━━━━━ Material for the task
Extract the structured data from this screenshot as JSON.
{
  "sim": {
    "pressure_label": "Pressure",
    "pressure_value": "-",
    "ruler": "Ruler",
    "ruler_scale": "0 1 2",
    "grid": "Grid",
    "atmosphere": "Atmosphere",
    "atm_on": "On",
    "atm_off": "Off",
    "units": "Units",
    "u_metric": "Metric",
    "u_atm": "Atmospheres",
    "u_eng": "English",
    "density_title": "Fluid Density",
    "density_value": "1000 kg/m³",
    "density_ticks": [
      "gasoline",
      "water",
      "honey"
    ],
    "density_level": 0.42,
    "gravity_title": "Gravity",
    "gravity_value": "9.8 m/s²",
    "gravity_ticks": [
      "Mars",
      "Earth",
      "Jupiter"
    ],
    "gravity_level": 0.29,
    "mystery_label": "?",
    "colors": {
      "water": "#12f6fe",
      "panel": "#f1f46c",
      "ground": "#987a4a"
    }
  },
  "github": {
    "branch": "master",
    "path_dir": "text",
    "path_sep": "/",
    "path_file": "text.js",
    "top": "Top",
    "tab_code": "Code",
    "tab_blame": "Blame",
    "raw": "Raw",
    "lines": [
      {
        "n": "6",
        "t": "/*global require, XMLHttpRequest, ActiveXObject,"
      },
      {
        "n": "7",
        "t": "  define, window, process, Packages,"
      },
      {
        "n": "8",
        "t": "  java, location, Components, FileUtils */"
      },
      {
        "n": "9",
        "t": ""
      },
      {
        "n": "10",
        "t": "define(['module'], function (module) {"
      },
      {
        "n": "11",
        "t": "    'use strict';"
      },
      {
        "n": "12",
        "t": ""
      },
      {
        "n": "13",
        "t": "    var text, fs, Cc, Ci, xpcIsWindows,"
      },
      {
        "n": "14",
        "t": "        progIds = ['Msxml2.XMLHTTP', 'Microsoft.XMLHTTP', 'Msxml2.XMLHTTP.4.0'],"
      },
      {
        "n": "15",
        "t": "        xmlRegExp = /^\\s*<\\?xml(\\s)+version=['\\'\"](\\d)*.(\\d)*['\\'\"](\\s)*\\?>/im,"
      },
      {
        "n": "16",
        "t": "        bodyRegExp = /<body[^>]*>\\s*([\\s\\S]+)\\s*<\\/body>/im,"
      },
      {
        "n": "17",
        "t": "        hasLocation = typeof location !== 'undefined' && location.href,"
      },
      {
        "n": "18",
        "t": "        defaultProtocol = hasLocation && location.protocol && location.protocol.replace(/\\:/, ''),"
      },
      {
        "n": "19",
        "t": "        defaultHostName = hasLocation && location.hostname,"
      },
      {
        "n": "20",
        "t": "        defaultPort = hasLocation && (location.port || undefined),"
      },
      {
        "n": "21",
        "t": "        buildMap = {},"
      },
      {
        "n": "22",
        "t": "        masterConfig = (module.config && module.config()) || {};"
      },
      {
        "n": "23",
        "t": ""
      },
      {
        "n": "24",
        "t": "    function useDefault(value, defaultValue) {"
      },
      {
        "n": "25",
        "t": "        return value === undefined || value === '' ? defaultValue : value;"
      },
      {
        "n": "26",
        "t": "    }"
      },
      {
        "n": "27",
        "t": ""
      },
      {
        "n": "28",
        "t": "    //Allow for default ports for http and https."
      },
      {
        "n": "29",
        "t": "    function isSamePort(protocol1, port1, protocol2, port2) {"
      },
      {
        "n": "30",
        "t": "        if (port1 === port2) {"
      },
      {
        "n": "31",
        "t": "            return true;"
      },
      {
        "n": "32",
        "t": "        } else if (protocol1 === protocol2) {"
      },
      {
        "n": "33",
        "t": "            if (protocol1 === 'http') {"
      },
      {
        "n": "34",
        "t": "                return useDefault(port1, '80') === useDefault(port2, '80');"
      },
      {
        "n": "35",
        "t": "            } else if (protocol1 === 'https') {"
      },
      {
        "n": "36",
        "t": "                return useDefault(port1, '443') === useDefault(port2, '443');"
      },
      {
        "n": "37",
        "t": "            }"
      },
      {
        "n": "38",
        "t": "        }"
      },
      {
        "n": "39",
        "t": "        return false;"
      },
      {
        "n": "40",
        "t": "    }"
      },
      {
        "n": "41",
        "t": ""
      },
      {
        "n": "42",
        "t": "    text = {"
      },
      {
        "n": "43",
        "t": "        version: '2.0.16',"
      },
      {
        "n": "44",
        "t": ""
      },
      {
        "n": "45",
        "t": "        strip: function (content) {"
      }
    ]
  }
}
━━━━━━━━━━
━━━━━ Material for the task
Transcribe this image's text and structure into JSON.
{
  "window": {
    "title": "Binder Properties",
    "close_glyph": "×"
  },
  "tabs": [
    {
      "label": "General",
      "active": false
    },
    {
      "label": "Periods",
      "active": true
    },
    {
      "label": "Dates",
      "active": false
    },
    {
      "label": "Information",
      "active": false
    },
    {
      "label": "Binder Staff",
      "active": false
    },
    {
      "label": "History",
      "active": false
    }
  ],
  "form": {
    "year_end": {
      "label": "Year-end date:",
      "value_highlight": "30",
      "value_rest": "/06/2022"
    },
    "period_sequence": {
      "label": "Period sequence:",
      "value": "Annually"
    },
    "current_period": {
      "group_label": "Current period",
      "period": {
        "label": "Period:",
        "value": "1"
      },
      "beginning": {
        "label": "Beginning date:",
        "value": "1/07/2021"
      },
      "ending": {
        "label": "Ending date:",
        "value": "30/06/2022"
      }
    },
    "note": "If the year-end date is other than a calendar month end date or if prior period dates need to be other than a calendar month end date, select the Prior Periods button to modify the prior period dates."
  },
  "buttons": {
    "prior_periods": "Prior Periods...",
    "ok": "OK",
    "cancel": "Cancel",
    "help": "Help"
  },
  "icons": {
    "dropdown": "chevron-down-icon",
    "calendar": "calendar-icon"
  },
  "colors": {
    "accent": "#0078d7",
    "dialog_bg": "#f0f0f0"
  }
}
━━━━━━━━━━
### Task to complete
Locate each line with the word "else" and copy it.

### Output of the task
        "t": "        } else if (protocol1 === protocol2) {"
        "t": "            } else if (protocol1 === 'https') {"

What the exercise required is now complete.